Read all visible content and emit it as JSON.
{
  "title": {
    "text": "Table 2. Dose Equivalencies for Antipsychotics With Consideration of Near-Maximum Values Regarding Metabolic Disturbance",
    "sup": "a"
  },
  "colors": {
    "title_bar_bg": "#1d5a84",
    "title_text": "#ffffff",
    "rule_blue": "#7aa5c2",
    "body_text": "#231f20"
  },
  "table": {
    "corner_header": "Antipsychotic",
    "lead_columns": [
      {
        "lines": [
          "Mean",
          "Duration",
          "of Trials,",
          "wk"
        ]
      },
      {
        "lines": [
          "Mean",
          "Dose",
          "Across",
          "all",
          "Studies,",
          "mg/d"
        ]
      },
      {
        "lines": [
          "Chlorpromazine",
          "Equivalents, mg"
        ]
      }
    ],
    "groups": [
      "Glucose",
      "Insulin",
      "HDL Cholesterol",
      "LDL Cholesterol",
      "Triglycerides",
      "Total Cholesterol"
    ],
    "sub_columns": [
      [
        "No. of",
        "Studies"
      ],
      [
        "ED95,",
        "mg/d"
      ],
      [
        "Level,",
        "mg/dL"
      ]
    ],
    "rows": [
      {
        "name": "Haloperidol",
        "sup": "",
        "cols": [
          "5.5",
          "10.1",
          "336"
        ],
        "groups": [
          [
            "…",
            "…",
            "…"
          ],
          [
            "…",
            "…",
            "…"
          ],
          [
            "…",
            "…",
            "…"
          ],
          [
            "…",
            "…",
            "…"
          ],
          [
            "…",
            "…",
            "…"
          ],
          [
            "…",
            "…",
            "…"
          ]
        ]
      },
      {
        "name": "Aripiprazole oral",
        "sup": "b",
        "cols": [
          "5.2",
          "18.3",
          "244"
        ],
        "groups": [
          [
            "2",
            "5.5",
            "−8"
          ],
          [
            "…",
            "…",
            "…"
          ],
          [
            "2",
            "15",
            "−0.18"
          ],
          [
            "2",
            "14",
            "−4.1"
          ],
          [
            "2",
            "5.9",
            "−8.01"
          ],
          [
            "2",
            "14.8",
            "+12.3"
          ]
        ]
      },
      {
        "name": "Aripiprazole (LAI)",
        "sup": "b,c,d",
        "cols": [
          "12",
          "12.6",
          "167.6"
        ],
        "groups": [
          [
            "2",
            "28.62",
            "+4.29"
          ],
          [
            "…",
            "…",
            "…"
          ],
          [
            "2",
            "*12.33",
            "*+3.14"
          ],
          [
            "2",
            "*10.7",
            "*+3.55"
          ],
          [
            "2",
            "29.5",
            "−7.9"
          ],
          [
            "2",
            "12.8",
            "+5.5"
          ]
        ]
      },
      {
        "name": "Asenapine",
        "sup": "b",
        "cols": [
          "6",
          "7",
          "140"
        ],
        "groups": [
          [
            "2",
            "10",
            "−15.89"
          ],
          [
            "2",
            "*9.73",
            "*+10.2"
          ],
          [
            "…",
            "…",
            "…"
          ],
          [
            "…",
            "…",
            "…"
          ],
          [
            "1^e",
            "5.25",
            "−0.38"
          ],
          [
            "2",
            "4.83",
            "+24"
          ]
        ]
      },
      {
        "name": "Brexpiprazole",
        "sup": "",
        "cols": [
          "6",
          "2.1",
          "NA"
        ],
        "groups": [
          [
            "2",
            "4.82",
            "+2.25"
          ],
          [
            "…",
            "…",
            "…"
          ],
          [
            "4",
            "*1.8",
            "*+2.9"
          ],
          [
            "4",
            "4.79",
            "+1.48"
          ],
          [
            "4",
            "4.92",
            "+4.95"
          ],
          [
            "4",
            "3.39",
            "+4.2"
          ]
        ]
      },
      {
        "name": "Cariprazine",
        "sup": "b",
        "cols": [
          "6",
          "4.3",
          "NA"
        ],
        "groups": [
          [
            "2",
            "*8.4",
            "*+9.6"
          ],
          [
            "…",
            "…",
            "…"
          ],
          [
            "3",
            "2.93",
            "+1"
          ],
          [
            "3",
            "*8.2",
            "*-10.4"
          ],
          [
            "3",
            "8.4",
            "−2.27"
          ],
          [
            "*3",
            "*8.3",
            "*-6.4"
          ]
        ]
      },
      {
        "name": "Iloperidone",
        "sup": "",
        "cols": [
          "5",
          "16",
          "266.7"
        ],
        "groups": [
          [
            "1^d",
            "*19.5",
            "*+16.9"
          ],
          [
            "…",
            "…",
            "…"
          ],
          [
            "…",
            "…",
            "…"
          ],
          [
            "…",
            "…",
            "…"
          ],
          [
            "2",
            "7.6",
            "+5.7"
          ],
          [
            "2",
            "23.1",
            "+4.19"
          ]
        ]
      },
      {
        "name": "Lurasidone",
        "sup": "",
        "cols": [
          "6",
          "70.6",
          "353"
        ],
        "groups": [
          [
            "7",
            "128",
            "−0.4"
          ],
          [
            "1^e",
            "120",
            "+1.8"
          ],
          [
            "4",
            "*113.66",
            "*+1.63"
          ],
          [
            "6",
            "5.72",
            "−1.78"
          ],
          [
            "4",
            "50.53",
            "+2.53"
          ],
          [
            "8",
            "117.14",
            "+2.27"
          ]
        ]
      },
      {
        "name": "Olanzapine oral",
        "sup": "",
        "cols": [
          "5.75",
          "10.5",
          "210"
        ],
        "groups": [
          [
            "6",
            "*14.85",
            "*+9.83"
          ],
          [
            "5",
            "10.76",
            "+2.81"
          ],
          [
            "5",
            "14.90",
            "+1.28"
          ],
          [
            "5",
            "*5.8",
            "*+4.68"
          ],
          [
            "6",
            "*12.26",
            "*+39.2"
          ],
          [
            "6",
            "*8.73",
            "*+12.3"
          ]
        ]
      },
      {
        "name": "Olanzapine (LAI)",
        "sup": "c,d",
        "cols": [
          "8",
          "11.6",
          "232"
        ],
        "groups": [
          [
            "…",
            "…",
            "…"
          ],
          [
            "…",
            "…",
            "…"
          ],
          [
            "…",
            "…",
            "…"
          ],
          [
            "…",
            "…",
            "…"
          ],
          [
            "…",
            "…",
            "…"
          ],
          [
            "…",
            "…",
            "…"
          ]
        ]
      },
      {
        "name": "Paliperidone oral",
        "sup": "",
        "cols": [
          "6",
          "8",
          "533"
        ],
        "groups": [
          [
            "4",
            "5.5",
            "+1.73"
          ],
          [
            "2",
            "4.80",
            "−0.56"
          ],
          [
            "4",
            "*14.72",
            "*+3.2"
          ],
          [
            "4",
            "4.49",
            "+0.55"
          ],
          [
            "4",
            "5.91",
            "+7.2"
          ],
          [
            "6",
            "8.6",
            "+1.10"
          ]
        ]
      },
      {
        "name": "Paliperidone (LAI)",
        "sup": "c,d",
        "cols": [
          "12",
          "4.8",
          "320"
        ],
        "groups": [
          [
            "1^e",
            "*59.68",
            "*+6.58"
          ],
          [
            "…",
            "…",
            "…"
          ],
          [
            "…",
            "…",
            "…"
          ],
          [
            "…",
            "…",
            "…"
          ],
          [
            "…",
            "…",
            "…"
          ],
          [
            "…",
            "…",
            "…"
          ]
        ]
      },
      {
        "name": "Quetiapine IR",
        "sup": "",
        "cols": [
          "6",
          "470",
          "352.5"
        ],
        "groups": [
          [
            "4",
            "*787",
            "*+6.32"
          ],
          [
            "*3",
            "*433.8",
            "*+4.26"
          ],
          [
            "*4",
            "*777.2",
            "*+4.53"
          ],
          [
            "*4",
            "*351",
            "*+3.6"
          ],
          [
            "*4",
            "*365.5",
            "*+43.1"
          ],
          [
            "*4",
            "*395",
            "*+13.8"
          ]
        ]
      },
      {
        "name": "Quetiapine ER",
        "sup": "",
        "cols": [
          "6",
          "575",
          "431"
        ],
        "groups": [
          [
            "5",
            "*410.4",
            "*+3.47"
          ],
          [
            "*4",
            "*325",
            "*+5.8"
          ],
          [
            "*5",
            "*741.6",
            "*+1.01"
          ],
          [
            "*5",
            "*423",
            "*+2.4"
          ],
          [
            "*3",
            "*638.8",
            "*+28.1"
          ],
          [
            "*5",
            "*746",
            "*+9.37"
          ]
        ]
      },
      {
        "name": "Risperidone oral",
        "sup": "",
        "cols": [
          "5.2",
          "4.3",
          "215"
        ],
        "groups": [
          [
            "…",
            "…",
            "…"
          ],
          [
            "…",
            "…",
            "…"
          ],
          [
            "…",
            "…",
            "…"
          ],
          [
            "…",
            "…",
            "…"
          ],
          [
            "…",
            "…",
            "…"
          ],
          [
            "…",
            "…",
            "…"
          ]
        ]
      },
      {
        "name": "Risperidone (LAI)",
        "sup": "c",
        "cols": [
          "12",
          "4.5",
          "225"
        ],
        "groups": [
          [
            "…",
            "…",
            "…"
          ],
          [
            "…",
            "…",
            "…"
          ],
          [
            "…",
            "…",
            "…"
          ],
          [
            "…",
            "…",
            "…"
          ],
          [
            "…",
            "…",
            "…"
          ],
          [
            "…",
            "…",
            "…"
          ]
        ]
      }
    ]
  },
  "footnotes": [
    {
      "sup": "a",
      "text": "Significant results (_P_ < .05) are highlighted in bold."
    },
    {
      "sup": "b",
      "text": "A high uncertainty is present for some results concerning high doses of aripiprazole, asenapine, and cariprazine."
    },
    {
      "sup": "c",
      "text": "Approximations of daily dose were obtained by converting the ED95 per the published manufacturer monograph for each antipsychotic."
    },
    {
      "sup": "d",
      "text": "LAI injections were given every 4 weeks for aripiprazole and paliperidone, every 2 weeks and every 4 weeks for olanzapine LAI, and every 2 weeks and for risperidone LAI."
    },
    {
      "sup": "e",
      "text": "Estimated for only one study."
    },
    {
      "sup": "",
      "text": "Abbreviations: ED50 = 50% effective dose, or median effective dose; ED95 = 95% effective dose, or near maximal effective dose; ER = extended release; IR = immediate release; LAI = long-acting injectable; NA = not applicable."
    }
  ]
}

━━━━━━━━━━━━━━━━━━━━

▸ **Required task**
Look through the entries above; copy every line holding the string "Cholesterol".

▸ **Worked answer**
      "HDL Cholesterol",
      "LDL Cholesterol",
      "Total Cholesterol"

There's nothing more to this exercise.